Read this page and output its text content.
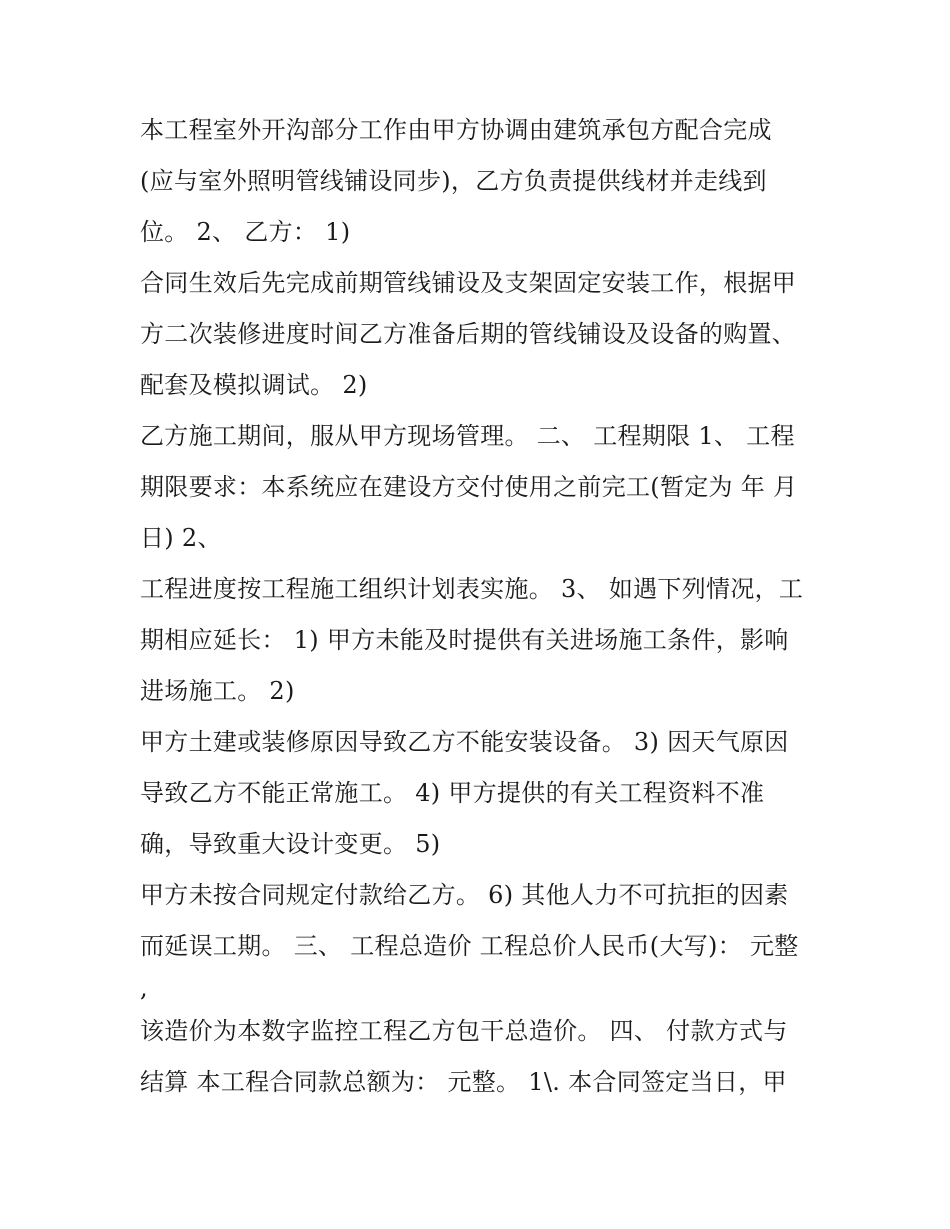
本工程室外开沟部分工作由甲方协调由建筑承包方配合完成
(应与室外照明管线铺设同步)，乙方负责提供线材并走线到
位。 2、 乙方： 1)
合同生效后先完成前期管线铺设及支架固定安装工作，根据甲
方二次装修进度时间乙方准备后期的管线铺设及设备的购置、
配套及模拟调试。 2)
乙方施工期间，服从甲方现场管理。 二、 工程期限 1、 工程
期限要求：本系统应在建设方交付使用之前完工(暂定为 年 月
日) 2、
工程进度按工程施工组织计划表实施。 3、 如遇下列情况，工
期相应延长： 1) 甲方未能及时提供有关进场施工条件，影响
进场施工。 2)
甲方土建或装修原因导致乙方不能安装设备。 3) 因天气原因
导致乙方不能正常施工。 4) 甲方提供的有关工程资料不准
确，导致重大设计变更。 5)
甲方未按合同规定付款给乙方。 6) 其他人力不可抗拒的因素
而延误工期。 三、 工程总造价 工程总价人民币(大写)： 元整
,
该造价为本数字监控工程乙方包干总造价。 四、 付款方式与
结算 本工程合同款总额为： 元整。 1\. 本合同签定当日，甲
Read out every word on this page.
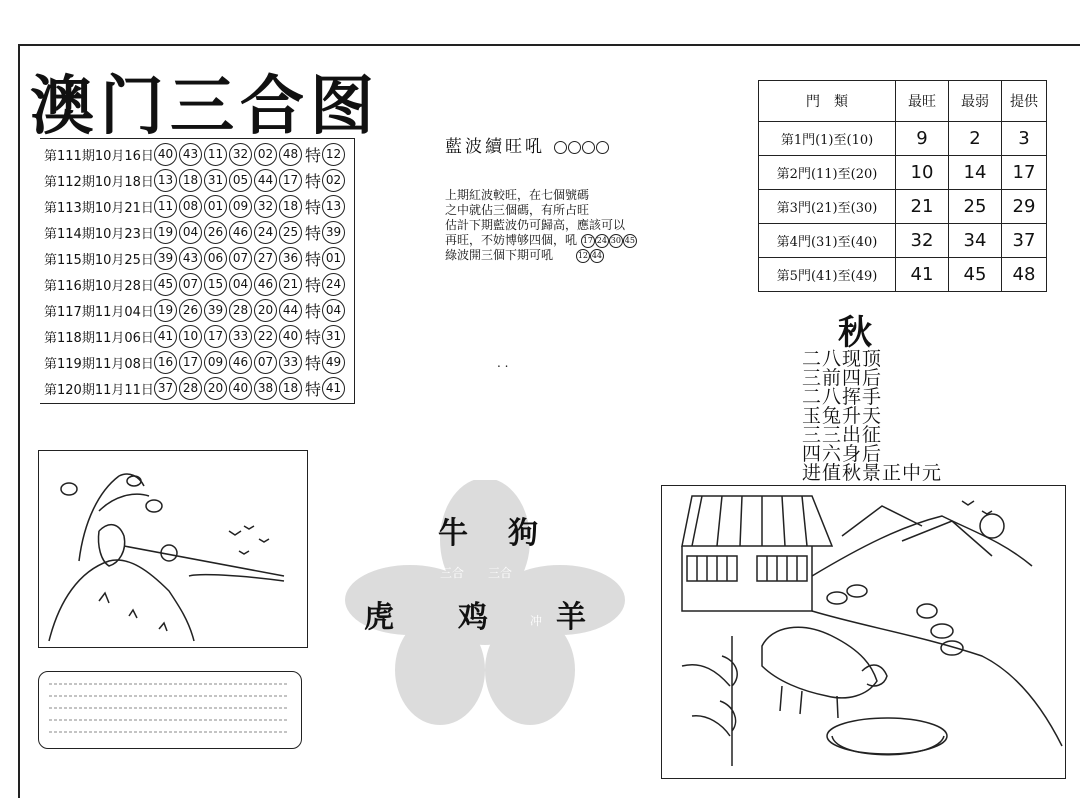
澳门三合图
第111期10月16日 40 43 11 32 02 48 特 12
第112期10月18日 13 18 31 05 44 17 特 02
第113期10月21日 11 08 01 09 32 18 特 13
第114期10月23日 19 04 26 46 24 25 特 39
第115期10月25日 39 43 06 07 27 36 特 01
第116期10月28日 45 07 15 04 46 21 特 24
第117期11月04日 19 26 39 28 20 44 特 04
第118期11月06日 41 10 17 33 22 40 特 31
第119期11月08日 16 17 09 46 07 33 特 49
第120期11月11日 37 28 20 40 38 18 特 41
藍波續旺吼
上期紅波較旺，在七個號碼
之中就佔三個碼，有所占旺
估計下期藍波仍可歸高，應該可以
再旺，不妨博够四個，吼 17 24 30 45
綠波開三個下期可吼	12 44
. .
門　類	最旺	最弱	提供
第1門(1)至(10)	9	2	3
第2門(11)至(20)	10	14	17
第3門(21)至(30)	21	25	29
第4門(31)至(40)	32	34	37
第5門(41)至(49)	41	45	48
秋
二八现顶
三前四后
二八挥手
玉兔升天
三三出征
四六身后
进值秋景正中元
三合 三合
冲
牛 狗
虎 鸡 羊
• • •
Leave out the pictures and copy the rest of the material above exactly.

**Answer:**
Read this page and output its text content.
本工程室外开沟部分工作由甲方协调由建筑承包方配合完成
(应与室外照明管线铺设同步)，乙方负责提供线材并走线到
位。 2、 乙方： 1)
合同生效后先完成前期管线铺设及支架固定安装工作，根据甲
方二次装修进度时间乙方准备后期的管线铺设及设备的购置、
配套及模拟调试。 2)
乙方施工期间，服从甲方现场管理。 二、 工程期限 1、 工程
期限要求：本系统应在建设方交付使用之前完工(暂定为 年 月
日) 2、
工程进度按工程施工组织计划表实施。 3、 如遇下列情况，工
期相应延长： 1) 甲方未能及时提供有关进场施工条件，影响
进场施工。 2)
甲方土建或装修原因导致乙方不能安装设备。 3) 因天气原因
导致乙方不能正常施工。 4) 甲方提供的有关工程资料不准
确，导致重大设计变更。 5)
甲方未按合同规定付款给乙方。 6) 其他人力不可抗拒的因素
而延误工期。 三、 工程总造价 工程总价人民币(大写)： 元整
,
该造价为本数字监控工程乙方包干总造价。 四、 付款方式与
结算 本工程合同款总额为： 元整。 1\. 本合同签定当日，甲
Read out every word on this page.
澳门三合图
第111期10月16日 40 43 11 32 02 48 特 12
第112期10月18日 13 18 31 05 44 17 特 02
第113期10月21日 11 08 01 09 32 18 特 13
第114期10月23日 19 04 26 46 24 25 特 39
第115期10月25日 39 43 06 07 27 36 特 01
第116期10月28日 45 07 15 04 46 21 特 24
第117期11月04日 19 26 39 28 20 44 特 04
第118期11月06日 41 10 17 33 22 40 特 31
第119期11月08日 16 17 09 46 07 33 特 49
第120期11月11日 37 28 20 40 38 18 特 41
藍波續旺吼
上期紅波較旺，在七個號碼
之中就佔三個碼，有所占旺
估計下期藍波仍可歸高，應該可以
再旺，不妨博够四個，吼 17 24 30 45
綠波開三個下期可吼	12 44
. .
門　類	最旺	最弱	提供
第1門(1)至(10)	9	2	3
第2門(11)至(20)	10	14	17
第3門(21)至(30)	21	25	29
第4門(31)至(40)	32	34	37
第5門(41)至(49)	41	45	48
秋
二八现顶
三前四后
二八挥手
玉兔升天
三三出征
四六身后
进值秋景正中元
三合 三合
冲
牛 狗
虎 鸡 羊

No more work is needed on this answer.